● Given instruction
Reproduce all of the data exactly.

● Input records
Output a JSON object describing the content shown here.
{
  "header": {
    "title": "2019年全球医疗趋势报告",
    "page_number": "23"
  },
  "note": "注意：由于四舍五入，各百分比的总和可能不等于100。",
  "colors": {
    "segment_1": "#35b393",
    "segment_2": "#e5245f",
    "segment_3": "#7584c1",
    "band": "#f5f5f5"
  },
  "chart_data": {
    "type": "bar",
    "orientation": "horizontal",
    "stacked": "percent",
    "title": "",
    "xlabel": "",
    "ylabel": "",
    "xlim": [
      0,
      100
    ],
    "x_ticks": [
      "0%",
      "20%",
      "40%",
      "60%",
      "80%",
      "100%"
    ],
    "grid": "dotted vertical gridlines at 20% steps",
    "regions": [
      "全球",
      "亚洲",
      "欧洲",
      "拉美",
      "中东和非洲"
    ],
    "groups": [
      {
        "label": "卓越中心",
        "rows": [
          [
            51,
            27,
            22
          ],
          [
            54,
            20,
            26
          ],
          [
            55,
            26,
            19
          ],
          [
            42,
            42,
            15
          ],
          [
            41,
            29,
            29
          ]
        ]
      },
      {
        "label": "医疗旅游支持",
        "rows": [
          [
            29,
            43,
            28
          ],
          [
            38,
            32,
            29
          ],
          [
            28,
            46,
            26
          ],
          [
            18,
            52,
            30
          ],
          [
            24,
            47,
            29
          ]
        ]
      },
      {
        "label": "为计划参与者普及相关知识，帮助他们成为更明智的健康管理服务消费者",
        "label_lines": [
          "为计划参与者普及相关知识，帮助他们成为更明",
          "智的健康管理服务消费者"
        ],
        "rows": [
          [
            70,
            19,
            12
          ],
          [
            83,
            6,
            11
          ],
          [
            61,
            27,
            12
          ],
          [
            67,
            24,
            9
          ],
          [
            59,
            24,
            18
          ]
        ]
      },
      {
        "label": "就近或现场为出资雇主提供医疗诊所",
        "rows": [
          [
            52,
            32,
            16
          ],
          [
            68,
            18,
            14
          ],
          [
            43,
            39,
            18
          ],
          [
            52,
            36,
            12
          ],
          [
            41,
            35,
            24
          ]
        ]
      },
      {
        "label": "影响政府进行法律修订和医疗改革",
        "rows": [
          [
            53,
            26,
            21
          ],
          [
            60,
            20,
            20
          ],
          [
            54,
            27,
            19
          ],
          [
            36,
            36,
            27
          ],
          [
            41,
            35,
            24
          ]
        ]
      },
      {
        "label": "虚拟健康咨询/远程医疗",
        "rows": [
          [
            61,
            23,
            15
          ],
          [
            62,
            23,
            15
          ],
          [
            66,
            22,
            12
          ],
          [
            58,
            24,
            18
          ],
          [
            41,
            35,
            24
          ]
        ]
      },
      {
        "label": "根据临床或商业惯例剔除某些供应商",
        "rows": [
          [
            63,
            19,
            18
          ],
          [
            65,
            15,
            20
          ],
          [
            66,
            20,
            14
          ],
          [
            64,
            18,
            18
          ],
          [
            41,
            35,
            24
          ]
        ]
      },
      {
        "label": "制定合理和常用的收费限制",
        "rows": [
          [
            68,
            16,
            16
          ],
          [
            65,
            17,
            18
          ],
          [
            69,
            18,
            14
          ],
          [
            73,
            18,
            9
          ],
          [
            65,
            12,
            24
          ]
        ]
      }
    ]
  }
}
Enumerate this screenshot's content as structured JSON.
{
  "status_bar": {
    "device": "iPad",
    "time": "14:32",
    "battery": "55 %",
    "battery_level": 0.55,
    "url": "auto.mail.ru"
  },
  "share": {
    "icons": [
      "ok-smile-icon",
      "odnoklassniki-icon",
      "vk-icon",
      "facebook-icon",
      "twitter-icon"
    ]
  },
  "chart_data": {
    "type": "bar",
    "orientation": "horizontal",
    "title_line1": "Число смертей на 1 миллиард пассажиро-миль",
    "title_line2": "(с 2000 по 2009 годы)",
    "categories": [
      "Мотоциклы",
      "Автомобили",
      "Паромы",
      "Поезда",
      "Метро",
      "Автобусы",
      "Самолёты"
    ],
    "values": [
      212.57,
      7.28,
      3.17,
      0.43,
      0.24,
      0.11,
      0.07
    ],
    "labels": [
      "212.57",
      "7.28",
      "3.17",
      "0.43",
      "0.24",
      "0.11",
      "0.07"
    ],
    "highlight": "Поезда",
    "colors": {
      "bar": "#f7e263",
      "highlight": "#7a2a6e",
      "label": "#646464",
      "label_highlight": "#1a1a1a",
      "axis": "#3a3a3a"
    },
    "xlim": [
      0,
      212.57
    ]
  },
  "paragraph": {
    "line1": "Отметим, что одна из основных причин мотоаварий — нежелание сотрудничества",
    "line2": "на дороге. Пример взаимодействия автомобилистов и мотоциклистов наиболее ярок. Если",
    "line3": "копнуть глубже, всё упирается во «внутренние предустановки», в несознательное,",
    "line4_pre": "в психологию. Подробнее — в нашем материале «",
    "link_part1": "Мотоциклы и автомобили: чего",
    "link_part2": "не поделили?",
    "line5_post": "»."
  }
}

● Result below
Output a JSON object describing the content shown here.
{
  "header": {
    "title": "2019年全球医疗趋势报告",
    "page_number": "23"
  },
  "note": "注意：由于四舍五入，各百分比的总和可能不等于100。",
  "colors": {
    "segment_1": "#35b393",
    "segment_2": "#e5245f",
    "segment_3": "#7584c1",
    "band": "#f5f5f5"
  },
  "chart_data": {
    "type": "bar",
    "orientation": "horizontal",
    "stacked": "percent",
    "title": "",
    "xlabel": "",
    "ylabel": "",
    "xlim": [
      0,
      100
    ],
    "x_ticks": [
      "0%",
      "20%",
      "40%",
      "60%",
      "80%",
      "100%"
    ],
    "grid": "dotted vertical gridlines at 20% steps",
    "regions": [
      "全球",
      "亚洲",
      "欧洲",
      "拉美",
      "中东和非洲"
    ],
    "groups": [
      {
        "label": "卓越中心",
        "rows": [
          [
            51,
            27,
            22
          ],
          [
            54,
            20,
            26
          ],
          [
            55,
            26,
            19
          ],
          [
            42,
            42,
            15
          ],
          [
            41,
            29,
            29
          ]
        ]
      },
      {
        "label": "医疗旅游支持",
        "rows": [
          [
            29,
            43,
            28
          ],
          [
            38,
            32,
            29
          ],
          [
            28,
            46,
            26
          ],
          [
            18,
            52,
            30
          ],
          [
            24,
            47,
            29
          ]
        ]
      },
      {
        "label": "为计划参与者普及相关知识，帮助他们成为更明智的健康管理服务消费者",
        "label_lines": [
          "为计划参与者普及相关知识，帮助他们成为更明",
          "智的健康管理服务消费者"
        ],
        "rows": [
          [
            70,
            19,
            12
          ],
          [
            83,
            6,
            11
          ],
          [
            61,
            27,
            12
          ],
          [
            67,
            24,
            9
          ],
          [
            59,
            24,
            18
          ]
        ]
      },
      {
        "label": "就近或现场为出资雇主提供医疗诊所",
        "rows": [
          [
            52,
            32,
            16
          ],
          [
            68,
            18,
            14
          ],
          [
            43,
            39,
            18
          ],
          [
            52,
            36,
            12
          ],
          [
            41,
            35,
            24
          ]
        ]
      },
      {
        "label": "影响政府进行法律修订和医疗改革",
        "rows": [
          [
            53,
            26,
            21
          ],
          [
            60,
            20,
            20
          ],
          [
            54,
            27,
            19
          ],
          [
            36,
            36,
            27
          ],
          [
            41,
            35,
            24
          ]
        ]
      },
      {
        "label": "虚拟健康咨询/远程医疗",
        "rows": [
          [
            61,
            23,
            15
          ],
          [
            62,
            23,
            15
          ],
          [
            66,
            22,
            12
          ],
          [
            58,
            24,
            18
          ],
          [
            41,
            35,
            24
          ]
        ]
      },
      {
        "label": "根据临床或商业惯例剔除某些供应商",
        "rows": [
          [
            63,
            19,
            18
          ],
          [
            65,
            15,
            20
          ],
          [
            66,
            20,
            14
          ],
          [
            64,
            18,
            18
          ],
          [
            41,
            35,
            24
          ]
        ]
      },
      {
        "label": "制定合理和常用的收费限制",
        "rows": [
          [
            68,
            16,
            16
          ],
          [
            65,
            17,
            18
          ],
          [
            69,
            18,
            14
          ],
          [
            73,
            18,
            9
          ],
          [
            65,
            12,
            24
          ]
        ]
      }
    ]
  }
}
Enumerate this screenshot's content as structured JSON.
{
  "status_bar": {
    "device": "iPad",
    "time": "14:32",
    "battery": "55 %",
    "battery_level": 0.55,
    "url": "auto.mail.ru"
  },
  "share": {
    "icons": [
      "ok-smile-icon",
      "odnoklassniki-icon",
      "vk-icon",
      "facebook-icon",
      "twitter-icon"
    ]
  },
  "chart_data": {
    "type": "bar",
    "orientation": "horizontal",
    "title_line1": "Число смертей на 1 миллиард пассажиро-миль",
    "title_line2": "(с 2000 по 2009 годы)",
    "categories": [
      "Мотоциклы",
      "Автомобили",
      "Паромы",
      "Поезда",
      "Метро",
      "Автобусы",
      "Самолёты"
    ],
    "values": [
      212.57,
      7.28,
      3.17,
      0.43,
      0.24,
      0.11,
      0.07
    ],
    "labels": [
      "212.57",
      "7.28",
      "3.17",
      "0.43",
      "0.24",
      "0.11",
      "0.07"
    ],
    "highlight": "Поезда",
    "colors": {
      "bar": "#f7e263",
      "highlight": "#7a2a6e",
      "label": "#646464",
      "label_highlight": "#1a1a1a",
      "axis": "#3a3a3a"
    },
    "xlim": [
      0,
      212.57
    ]
  },
  "paragraph": {
    "line1": "Отметим, что одна из основных причин мотоаварий — нежелание сотрудничества",
    "line2": "на дороге. Пример взаимодействия автомобилистов и мотоциклистов наиболее ярок. Если",
    "line3": "копнуть глубже, всё упирается во «внутренние предустановки», в несознательное,",
    "line4_pre": "в психологию. Подробнее — в нашем материале «",
    "link_part1": "Мотоциклы и автомобили: чего",
    "link_part2": "не поделили?",
    "line5_post": "»."
  }
}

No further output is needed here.